Encaravam o uísque como sendo uma dádiva, que, do contrário, estaria fadada a desaparecer no fundo do mar, junto com o navio.
E ao se apoderarem das garrafas, julgavam estar fazendo apenas o “salvamento” de parte da carga, ainda que em favor apenas deles próprios.
No entanto, o chefe da agência alfandegária da região não pensava assim.
Na manhã seguinte, ao saber do saque comunitário perpetrado pelos moradores da ilha, ele acionou a polícia.
Mas não por roubo de carga, como seria de se imaginar, e sim por sonegação fiscal, já que aquele uísque estava sendo exportado e, portanto, isento de pagamento de imposto apenas se fosse consumido fora do Reino Unido – e não numa ilhota da própria Escócia.
Embora estapafúrdio, o argumento convenceu a polícia, que seguiu para ilha, embora alguns policiais estivessem tão interessados em uma daquelas garrafas quanto os próprios saqueadores.
E os saques continuaram.

» Dados extraídos

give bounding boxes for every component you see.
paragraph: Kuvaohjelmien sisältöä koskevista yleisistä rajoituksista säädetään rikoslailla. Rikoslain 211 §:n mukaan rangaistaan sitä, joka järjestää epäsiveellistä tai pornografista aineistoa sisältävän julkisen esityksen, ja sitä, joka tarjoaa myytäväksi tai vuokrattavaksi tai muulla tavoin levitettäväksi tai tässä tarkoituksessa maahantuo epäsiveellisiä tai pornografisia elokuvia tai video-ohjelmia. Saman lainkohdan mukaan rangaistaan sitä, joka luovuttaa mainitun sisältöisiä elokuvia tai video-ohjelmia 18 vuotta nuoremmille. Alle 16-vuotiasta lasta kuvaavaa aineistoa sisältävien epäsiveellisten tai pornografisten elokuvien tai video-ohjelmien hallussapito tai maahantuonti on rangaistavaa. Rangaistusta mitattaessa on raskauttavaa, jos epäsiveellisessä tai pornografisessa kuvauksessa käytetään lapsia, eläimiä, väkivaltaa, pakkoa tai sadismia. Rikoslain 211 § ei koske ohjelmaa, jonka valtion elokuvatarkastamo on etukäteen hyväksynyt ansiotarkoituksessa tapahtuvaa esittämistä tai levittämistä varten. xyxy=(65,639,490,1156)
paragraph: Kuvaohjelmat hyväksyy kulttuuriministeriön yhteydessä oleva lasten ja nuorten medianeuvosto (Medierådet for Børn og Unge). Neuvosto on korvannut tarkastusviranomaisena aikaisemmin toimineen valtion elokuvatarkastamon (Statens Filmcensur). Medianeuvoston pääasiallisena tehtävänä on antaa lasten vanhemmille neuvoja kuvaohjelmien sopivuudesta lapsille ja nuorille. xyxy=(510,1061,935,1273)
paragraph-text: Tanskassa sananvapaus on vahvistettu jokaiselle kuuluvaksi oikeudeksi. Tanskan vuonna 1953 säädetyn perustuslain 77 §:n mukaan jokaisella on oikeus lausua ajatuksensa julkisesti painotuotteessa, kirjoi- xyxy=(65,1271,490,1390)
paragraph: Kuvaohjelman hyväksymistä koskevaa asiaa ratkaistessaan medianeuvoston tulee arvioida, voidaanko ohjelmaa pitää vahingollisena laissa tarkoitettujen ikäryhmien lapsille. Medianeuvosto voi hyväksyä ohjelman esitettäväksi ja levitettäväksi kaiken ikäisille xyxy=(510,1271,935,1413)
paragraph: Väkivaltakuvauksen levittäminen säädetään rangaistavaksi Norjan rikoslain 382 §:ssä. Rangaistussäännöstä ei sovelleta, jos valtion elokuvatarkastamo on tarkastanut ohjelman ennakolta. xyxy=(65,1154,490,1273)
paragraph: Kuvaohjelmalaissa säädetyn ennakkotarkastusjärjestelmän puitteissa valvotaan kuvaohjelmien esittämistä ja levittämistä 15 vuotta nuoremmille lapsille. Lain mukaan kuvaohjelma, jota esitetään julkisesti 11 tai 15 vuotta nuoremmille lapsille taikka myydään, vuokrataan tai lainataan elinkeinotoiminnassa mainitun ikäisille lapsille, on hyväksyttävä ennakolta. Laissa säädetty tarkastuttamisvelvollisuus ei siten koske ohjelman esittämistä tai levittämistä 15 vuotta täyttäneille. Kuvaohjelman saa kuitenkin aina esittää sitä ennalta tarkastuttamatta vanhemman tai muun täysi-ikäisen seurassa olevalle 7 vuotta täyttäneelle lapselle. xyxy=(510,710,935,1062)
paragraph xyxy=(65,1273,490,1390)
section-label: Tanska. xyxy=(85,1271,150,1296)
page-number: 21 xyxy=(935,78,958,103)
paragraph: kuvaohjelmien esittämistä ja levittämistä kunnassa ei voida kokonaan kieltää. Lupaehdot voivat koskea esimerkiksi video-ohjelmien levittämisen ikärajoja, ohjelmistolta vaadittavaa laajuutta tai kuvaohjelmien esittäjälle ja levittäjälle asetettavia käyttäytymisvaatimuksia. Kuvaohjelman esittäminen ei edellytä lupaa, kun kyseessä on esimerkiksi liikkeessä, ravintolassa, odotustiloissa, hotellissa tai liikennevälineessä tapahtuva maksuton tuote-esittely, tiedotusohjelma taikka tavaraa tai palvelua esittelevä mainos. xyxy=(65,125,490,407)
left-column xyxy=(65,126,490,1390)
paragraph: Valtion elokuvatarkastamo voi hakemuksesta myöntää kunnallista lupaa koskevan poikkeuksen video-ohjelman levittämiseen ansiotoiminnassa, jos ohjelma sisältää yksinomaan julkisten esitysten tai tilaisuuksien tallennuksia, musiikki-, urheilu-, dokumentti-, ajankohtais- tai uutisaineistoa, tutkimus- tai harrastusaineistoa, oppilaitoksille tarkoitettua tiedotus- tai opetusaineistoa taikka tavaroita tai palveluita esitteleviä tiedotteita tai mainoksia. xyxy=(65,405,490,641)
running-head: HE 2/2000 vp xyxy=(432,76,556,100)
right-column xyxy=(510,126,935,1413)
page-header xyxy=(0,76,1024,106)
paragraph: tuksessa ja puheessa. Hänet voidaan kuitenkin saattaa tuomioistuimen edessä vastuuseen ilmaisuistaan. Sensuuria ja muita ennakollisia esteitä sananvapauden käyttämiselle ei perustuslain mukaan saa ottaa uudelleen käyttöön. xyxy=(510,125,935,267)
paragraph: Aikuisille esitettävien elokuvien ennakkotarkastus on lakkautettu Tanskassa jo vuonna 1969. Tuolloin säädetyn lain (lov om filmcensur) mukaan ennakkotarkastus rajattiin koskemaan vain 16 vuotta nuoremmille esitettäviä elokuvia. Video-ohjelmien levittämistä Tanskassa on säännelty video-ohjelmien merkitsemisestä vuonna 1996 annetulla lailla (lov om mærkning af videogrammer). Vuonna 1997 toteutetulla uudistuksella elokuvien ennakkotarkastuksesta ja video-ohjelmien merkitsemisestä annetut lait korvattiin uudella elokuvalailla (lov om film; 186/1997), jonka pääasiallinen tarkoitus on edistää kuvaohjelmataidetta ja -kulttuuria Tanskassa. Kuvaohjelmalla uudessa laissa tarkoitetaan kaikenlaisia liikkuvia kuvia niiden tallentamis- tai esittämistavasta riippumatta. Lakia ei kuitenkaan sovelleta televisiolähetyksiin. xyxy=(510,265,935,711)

» Tarefas
- A) Responda com base no trecho sobre o uísque do navio:
(i) Como os moradores da ilha encaravam o uísque?
(ii) Quem acionou a polícia na manhã seguinte?
(iii) Por qual motivo a polícia foi acionada?
- B) Escreva a continuação do trecho sobre o uísque do navio a partir da última frase.

» Respostas
- A)
(i) Como uma dádiva que, do contrário, estaria fadada a desaparecer no fundo do mar, junto com o navio.
(ii) O chefe da agência alfandegária da região.
(iii) Por sonegação fiscal, e não por roubo de carga.

- B)
Nas noites subsequentes, enquanto toda a população da ilha brincava de gato e rato com a polícia, garrafas e mais garrafas de uísque eram subtraídas do navio e escondidas nos mais diferentes pontos da ilha – dentro de grutas, chaminés, colchões ou enterradas em qualquer canto, antes que o dia amanhecesse e a polícia chegasse.
Mas o problema foi que os saqueadores começavam a beber durante o próprio saque e, bêbados, depois não se lembravam onde haviam escondido as garrafas, o que fez com que muitas se perdessem para sempre.
A farra durou semanas, durante as quais muitos moradores de Eriskay conviveram com porres homéricos.
E não terminou nem quando o chefe alfandegário, farto de ser ludibriado pelas artimanhas dos ilhéus, mandou explodir uma parte do casco do navio, para que ele afundasse de vez – o que, de fato, aconteceu.
Ainda assim, durante um bom tempo, garrafas cheias de uísque foram dar nas praias de Eriskay, e outras foram resgatadas por mergulhadores, o que persiste até hoje.
Vira e mexe, uma nova garrafa emerge dos restos do SS Politician e atinge valores espantosos em leilões na Inglaterra, apesar dos alertas de que, talvez, a bebida não possa mais ser consumida, porque uísques envelhecem em barris, não em garrafas, muito menos após oito décadas no fundo do mar.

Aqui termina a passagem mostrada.